* start TASK MATERIAL *
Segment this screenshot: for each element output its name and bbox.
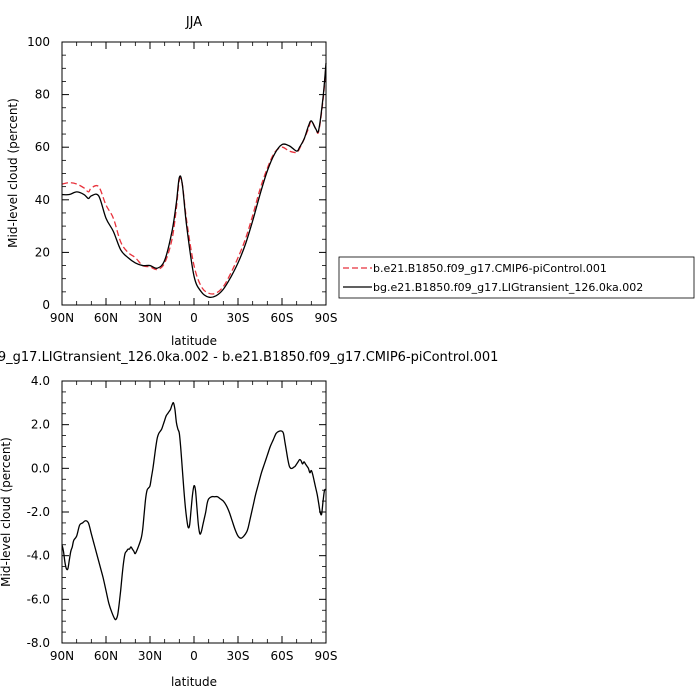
top-y-axis-label: Mid-level cloud (percent) bbox=[6, 98, 20, 248]
bottom-y-tick-label: -4.0 bbox=[27, 549, 50, 563]
top-x-tick-label: 30N bbox=[138, 311, 162, 325]
top-series-line-0 bbox=[61, 65, 327, 295]
top-chart: JJA 0 20 40 60 80 100 90N 60N 30N 0 30S 60S 90S lati… bbox=[6, 15, 337, 348]
top-x-tick-label: 90S bbox=[315, 311, 338, 325]
bottom-axis-ticks: -8.0 -6.0 -4.0 -2.0 0.0 2.0 4.0 90N 60N 30N 0 30S 60… bbox=[27, 374, 338, 663]
bottom-y-axis-label: Mid-level cloud (percent) bbox=[0, 437, 13, 587]
bottom-plot-frame bbox=[61, 380, 327, 644]
bottom-y-tick-label: 4.0 bbox=[31, 374, 50, 388]
bottom-y-tick-label: 0.0 bbox=[31, 461, 50, 475]
top-chart-title: JJA bbox=[185, 15, 202, 30]
bottom-x-tick-label: 60N bbox=[94, 649, 118, 663]
bottom-series-line-0 bbox=[61, 402, 327, 621]
top-x-tick-label: 60N bbox=[94, 311, 118, 325]
legend-label-control: b.e21.B1850.f09_g17.CMIP6-piControl.001 bbox=[373, 262, 607, 275]
bottom-y-tick-label: -8.0 bbox=[27, 636, 50, 650]
bottom-chart-title: bg.e21.B1850.f09_g17.LIGtransient_126.0k… bbox=[0, 350, 498, 365]
bottom-x-tick-label: 30N bbox=[138, 649, 162, 663]
legend: b.e21.B1850.f09_g17.CMIP6-piControl.001 … bbox=[338, 256, 695, 299]
legend-label-lig: bg.e21.B1850.f09_g17.LIGtransient_126.0k… bbox=[373, 281, 643, 294]
top-y-tick-label: 20 bbox=[35, 245, 50, 259]
top-x-tick-label: 30S bbox=[227, 311, 250, 325]
top-x-axis-label: latitude bbox=[171, 334, 217, 348]
bottom-x-tick-label: 0 bbox=[190, 649, 198, 663]
bottom-x-tick-label: 90N bbox=[50, 649, 74, 663]
top-y-tick-label: 60 bbox=[35, 140, 50, 154]
top-axis-ticks: 0 20 40 60 80 100 90N 60N 30N 0 30S 60S 90S bbox=[27, 35, 337, 325]
bottom-y-tick-label: -6.0 bbox=[27, 592, 50, 606]
bottom-y-tick-label: 2.0 bbox=[31, 418, 50, 432]
bottom-x-axis-label: latitude bbox=[171, 675, 217, 689]
top-series-line-1 bbox=[61, 62, 327, 299]
bottom-x-tick-label: 30S bbox=[227, 649, 250, 663]
top-y-tick-label: 100 bbox=[27, 35, 50, 49]
bottom-plot-area bbox=[61, 402, 327, 621]
top-plot-area bbox=[61, 62, 327, 299]
bottom-y-tick-label: -2.0 bbox=[27, 505, 50, 519]
bottom-x-tick-label: 60S bbox=[271, 649, 294, 663]
bottom-x-tick-label: 90S bbox=[315, 649, 338, 663]
legend-box bbox=[338, 256, 695, 299]
top-y-tick-label: 80 bbox=[35, 88, 50, 102]
top-x-tick-label: 90N bbox=[50, 311, 74, 325]
top-x-tick-label: 60S bbox=[271, 311, 294, 325]
top-x-tick-label: 0 bbox=[190, 311, 198, 325]
top-y-tick-label: 40 bbox=[35, 193, 50, 207]
top-y-tick-label: 0 bbox=[42, 298, 50, 312]
bottom-chart: bg.e21.B1850.f09_g17.LIGtransient_126.0k… bbox=[0, 350, 498, 689]
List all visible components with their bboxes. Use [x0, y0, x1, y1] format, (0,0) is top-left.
* end TASK MATERIAL *
■ **WHAT THE TASK REQUIRES**:
Reproduce all of the records above verbatim, leaving the pictures out of your answer.

■ **THE REPLY**:
Segment this screenshot: for each element output its name and bbox.
top-y-axis-label: Mid-level cloud (percent) bbox=[6, 98, 20, 248]
bottom-y-tick-label: -4.0 bbox=[27, 549, 50, 563]
top-x-tick-label: 30N bbox=[138, 311, 162, 325]
top-series-line-0 bbox=[61, 65, 327, 295]
top-chart: JJA 0 20 40 60 80 100 90N 60N 30N 0 30S 60S 90S lati… bbox=[6, 15, 337, 348]
top-x-tick-label: 90S bbox=[315, 311, 338, 325]
bottom-axis-ticks: -8.0 -6.0 -4.0 -2.0 0.0 2.0 4.0 90N 60N 30N 0 30S 60… bbox=[27, 374, 338, 663]
bottom-y-axis-label: Mid-level cloud (percent) bbox=[0, 437, 13, 587]
bottom-plot-frame bbox=[61, 380, 327, 644]
bottom-y-tick-label: 4.0 bbox=[31, 374, 50, 388]
bottom-y-tick-label: 0.0 bbox=[31, 461, 50, 475]
top-chart-title: JJA bbox=[185, 15, 202, 30]
bottom-x-tick-label: 60N bbox=[94, 649, 118, 663]
bottom-series-line-0 bbox=[61, 402, 327, 621]
top-x-tick-label: 60N bbox=[94, 311, 118, 325]
legend-label-control: b.e21.B1850.f09_g17.CMIP6-piControl.001 bbox=[373, 262, 607, 275]
bottom-y-tick-label: -8.0 bbox=[27, 636, 50, 650]
bottom-chart-title: bg.e21.B1850.f09_g17.LIGtransient_126.0k… bbox=[0, 350, 498, 365]
bottom-x-tick-label: 30N bbox=[138, 649, 162, 663]
legend: b.e21.B1850.f09_g17.CMIP6-piControl.001 … bbox=[338, 256, 695, 299]
legend-label-lig: bg.e21.B1850.f09_g17.LIGtransient_126.0k… bbox=[373, 281, 643, 294]
top-y-tick-label: 20 bbox=[35, 245, 50, 259]
top-x-tick-label: 30S bbox=[227, 311, 250, 325]
top-x-axis-label: latitude bbox=[171, 334, 217, 348]
bottom-x-tick-label: 0 bbox=[190, 649, 198, 663]
bottom-x-tick-label: 90N bbox=[50, 649, 74, 663]
top-y-tick-label: 60 bbox=[35, 140, 50, 154]
top-axis-ticks: 0 20 40 60 80 100 90N 60N 30N 0 30S 60S 90S bbox=[27, 35, 337, 325]
bottom-y-tick-label: -6.0 bbox=[27, 592, 50, 606]
bottom-y-tick-label: 2.0 bbox=[31, 418, 50, 432]
bottom-x-axis-label: latitude bbox=[171, 675, 217, 689]
top-series-line-1 bbox=[61, 62, 327, 299]
bottom-x-tick-label: 30S bbox=[227, 649, 250, 663]
top-y-tick-label: 100 bbox=[27, 35, 50, 49]
bottom-plot-area bbox=[61, 402, 327, 621]
top-plot-area bbox=[61, 62, 327, 299]
bottom-y-tick-label: -2.0 bbox=[27, 505, 50, 519]
bottom-x-tick-label: 60S bbox=[271, 649, 294, 663]
bottom-x-tick-label: 90S bbox=[315, 649, 338, 663]
legend-box bbox=[338, 256, 695, 299]
top-y-tick-label: 80 bbox=[35, 88, 50, 102]
top-x-tick-label: 90N bbox=[50, 311, 74, 325]
top-x-tick-label: 60S bbox=[271, 311, 294, 325]
top-x-tick-label: 0 bbox=[190, 311, 198, 325]
top-y-tick-label: 40 bbox=[35, 193, 50, 207]
top-y-tick-label: 0 bbox=[42, 298, 50, 312]
bottom-chart: bg.e21.B1850.f09_g17.LIGtransient_126.0k… bbox=[0, 350, 498, 689]
List all visible components with their bboxes. Use [x0, y0, x1, y1] format, (0,0) is top-left.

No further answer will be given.